Beginning with the line where "Enumerate this screenshot's" appears, retype every remaining line of the data below, both the first and last included.
::::
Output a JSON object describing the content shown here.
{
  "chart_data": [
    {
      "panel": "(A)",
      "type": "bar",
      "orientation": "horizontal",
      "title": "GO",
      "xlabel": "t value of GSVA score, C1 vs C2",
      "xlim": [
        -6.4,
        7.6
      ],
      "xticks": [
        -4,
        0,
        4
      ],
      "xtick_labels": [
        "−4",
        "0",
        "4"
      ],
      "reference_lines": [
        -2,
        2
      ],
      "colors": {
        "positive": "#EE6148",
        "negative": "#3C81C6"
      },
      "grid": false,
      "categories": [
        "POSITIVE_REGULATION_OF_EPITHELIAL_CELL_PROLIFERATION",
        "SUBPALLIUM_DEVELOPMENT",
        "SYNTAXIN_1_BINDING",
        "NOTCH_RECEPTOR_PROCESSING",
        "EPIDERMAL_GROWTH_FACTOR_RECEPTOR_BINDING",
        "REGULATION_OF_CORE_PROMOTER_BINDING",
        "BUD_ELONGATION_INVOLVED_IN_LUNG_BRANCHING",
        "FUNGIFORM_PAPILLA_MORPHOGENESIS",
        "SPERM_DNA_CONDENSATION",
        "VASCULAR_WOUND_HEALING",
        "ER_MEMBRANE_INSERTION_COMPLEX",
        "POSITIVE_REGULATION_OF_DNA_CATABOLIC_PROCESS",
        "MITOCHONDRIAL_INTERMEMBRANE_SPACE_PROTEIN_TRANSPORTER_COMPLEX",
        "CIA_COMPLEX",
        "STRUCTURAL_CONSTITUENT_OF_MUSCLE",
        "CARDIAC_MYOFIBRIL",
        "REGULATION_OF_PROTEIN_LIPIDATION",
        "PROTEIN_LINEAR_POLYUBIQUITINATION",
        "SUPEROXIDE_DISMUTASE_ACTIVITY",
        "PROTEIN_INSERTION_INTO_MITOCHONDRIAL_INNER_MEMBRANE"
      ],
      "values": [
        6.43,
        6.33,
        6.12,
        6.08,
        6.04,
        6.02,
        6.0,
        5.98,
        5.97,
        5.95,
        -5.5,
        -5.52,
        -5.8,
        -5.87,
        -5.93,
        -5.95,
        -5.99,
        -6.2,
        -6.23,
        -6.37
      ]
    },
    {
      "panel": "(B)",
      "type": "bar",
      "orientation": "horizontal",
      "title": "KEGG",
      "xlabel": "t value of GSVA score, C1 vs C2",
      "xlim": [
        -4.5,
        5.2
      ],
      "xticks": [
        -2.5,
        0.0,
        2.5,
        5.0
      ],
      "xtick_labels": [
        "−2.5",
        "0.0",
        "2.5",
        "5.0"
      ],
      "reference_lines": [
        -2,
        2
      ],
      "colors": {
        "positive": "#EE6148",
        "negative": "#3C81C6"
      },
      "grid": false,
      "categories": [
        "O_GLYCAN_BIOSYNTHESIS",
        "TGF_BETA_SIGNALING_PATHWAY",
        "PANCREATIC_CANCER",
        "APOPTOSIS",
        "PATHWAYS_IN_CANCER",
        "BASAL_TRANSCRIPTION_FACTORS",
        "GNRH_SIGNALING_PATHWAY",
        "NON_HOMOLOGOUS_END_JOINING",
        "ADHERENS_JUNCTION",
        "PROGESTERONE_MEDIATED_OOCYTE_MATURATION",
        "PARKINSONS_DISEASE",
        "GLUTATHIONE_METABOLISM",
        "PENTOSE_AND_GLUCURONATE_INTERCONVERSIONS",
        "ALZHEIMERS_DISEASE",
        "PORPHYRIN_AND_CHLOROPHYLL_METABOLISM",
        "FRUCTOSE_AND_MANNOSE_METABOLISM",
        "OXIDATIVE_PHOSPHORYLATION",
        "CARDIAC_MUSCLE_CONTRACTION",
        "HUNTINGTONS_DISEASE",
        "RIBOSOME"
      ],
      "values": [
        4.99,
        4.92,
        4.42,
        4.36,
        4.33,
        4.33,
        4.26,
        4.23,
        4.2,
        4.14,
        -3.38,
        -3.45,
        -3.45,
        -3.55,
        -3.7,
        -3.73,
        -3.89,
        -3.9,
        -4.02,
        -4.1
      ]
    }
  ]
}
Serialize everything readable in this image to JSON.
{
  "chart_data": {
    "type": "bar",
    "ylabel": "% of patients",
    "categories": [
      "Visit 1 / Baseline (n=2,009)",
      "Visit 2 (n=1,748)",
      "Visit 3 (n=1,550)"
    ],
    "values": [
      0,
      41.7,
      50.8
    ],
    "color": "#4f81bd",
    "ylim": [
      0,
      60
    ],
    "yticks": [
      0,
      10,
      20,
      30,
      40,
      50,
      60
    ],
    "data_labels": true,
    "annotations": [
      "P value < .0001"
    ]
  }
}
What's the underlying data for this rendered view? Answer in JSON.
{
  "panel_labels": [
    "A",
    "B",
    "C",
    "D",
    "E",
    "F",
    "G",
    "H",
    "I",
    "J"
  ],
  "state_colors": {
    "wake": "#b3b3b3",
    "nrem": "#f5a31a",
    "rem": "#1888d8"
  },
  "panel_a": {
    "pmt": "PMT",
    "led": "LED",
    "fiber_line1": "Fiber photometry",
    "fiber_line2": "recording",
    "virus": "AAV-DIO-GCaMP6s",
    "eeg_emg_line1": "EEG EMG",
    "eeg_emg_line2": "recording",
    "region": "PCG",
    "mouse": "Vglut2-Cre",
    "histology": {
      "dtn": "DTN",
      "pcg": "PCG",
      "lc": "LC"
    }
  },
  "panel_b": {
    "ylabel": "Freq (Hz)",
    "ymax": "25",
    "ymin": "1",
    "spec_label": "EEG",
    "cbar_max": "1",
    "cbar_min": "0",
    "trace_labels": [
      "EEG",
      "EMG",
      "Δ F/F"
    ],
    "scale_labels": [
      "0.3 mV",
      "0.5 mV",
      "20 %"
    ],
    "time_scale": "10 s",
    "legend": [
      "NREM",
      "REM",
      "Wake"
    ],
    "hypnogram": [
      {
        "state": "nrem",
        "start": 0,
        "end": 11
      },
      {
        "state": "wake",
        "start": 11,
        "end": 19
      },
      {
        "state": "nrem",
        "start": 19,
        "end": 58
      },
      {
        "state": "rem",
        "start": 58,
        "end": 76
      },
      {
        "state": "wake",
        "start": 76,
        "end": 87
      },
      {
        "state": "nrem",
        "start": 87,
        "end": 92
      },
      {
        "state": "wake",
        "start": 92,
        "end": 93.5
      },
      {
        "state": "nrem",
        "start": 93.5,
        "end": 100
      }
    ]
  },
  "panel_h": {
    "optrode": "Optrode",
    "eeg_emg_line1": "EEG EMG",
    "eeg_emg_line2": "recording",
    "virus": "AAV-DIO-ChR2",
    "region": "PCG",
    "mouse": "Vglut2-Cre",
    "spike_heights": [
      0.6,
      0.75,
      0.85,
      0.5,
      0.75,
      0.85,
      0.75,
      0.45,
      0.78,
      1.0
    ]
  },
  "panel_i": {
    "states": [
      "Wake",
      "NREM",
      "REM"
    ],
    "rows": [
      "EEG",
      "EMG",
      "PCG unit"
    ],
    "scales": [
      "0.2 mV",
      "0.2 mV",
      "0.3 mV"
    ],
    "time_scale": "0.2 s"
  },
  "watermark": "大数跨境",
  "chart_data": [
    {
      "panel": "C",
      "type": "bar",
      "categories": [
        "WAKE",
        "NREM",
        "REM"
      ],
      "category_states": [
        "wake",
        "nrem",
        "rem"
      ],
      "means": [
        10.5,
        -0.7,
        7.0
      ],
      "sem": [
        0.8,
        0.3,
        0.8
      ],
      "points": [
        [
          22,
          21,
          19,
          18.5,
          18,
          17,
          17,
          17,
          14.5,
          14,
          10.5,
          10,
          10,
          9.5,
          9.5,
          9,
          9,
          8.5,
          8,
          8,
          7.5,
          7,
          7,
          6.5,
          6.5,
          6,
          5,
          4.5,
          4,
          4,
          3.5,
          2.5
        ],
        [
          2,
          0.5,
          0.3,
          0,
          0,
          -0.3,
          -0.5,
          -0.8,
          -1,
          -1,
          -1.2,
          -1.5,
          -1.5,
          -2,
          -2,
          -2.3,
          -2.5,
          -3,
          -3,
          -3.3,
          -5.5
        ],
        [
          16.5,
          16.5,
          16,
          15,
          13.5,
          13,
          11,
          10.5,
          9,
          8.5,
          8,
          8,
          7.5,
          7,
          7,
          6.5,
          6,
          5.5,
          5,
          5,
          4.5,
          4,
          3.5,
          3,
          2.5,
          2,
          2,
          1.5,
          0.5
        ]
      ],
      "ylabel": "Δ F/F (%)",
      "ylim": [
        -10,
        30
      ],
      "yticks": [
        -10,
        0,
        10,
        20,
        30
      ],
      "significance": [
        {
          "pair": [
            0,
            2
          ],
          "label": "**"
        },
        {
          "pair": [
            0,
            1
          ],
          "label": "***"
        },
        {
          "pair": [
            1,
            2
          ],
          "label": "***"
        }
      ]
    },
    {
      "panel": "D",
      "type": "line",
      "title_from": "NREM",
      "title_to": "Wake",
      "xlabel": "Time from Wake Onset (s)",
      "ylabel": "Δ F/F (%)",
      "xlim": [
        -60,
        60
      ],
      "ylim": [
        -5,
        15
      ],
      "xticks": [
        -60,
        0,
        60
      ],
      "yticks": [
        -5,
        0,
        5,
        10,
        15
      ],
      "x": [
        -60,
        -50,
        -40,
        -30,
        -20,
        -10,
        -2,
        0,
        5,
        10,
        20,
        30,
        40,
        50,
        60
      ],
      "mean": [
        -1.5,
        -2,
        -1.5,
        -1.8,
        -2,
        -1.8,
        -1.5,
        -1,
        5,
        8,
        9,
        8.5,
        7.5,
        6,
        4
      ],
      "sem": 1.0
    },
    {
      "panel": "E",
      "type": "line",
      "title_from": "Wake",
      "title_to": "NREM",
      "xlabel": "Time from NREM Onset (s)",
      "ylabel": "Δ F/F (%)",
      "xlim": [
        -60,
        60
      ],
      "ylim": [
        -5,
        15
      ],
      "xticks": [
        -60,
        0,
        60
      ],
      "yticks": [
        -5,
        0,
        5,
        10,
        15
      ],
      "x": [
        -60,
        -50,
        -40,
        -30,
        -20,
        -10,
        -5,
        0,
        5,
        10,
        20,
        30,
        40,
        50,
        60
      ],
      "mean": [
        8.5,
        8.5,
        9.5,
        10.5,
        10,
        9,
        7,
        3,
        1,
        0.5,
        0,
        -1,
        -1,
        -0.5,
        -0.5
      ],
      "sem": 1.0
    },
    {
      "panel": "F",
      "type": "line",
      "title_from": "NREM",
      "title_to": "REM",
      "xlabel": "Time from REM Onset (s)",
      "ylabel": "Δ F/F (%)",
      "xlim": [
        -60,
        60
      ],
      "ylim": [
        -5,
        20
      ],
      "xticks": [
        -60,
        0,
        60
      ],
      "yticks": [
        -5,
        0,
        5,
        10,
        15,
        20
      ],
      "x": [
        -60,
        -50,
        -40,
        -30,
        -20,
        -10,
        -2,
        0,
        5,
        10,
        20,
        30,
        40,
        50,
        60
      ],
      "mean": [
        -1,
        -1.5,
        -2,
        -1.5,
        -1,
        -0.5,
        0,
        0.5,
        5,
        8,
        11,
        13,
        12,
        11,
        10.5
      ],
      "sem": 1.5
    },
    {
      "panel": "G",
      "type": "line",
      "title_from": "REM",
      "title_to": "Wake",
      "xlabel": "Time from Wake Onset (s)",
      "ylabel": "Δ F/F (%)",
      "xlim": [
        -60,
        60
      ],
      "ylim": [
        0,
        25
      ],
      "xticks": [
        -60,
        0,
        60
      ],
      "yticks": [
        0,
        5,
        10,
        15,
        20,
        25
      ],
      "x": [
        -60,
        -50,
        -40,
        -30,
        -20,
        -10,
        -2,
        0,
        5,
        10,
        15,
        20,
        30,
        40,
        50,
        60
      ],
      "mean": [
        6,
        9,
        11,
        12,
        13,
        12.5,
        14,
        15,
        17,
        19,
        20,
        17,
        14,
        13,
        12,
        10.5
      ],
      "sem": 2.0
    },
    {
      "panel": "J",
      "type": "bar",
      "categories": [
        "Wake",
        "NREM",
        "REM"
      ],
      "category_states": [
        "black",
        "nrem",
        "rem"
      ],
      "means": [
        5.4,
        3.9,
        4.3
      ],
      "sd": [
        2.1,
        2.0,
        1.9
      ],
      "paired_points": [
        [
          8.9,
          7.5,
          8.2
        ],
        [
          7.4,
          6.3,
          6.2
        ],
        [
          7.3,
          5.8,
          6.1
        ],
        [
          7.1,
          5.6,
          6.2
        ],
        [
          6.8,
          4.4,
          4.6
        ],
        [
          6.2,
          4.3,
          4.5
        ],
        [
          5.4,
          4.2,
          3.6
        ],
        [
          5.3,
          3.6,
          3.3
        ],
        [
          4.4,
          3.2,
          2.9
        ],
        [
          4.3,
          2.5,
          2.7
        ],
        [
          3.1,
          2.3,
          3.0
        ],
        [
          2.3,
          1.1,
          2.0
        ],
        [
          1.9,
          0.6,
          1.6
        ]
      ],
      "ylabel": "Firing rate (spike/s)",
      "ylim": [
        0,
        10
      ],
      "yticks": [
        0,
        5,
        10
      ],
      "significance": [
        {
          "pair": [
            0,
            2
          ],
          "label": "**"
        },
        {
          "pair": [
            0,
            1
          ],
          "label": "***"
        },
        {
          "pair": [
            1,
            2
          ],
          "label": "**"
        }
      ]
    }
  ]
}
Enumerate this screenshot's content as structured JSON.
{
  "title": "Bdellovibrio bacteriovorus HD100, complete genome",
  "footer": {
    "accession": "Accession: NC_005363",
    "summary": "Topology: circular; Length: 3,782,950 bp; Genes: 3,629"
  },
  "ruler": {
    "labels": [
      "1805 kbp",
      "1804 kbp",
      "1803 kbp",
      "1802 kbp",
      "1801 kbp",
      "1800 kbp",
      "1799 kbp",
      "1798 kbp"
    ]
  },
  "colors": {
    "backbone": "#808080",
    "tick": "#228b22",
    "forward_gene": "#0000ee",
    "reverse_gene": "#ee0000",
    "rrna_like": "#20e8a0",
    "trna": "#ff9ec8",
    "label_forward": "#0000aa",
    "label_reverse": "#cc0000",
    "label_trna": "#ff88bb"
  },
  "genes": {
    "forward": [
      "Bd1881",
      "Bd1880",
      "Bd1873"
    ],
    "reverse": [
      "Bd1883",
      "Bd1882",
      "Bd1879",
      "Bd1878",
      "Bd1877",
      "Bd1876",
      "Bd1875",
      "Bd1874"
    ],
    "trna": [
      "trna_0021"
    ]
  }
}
::::
### ANSWER FOR THIS EXERCISE:
Enumerate this screenshot's content as structured JSON.
{
  "title": "Bdellovibrio bacteriovorus HD100, complete genome",
  "footer": {
    "accession": "Accession: NC_005363",
    "summary": "Topology: circular; Length: 3,782,950 bp; Genes: 3,629"
  },
  "ruler": {
    "labels": [
      "1805 kbp",
      "1804 kbp",
      "1803 kbp",
      "1802 kbp",
      "1801 kbp",
      "1800 kbp",
      "1799 kbp",
      "1798 kbp"
    ]
  },
  "colors": {
    "backbone": "#808080",
    "tick": "#228b22",
    "forward_gene": "#0000ee",
    "reverse_gene": "#ee0000",
    "rrna_like": "#20e8a0",
    "trna": "#ff9ec8",
    "label_forward": "#0000aa",
    "label_reverse": "#cc0000",
    "label_trna": "#ff88bb"
  },
  "genes": {
    "forward": [
      "Bd1881",
      "Bd1880",
      "Bd1873"
    ],
    "reverse": [
      "Bd1883",
      "Bd1882",
      "Bd1879",
      "Bd1878",
      "Bd1877",
      "Bd1876",
      "Bd1875",
      "Bd1874"
    ],
    "trna": [
      "trna_0021"
    ]
  }
}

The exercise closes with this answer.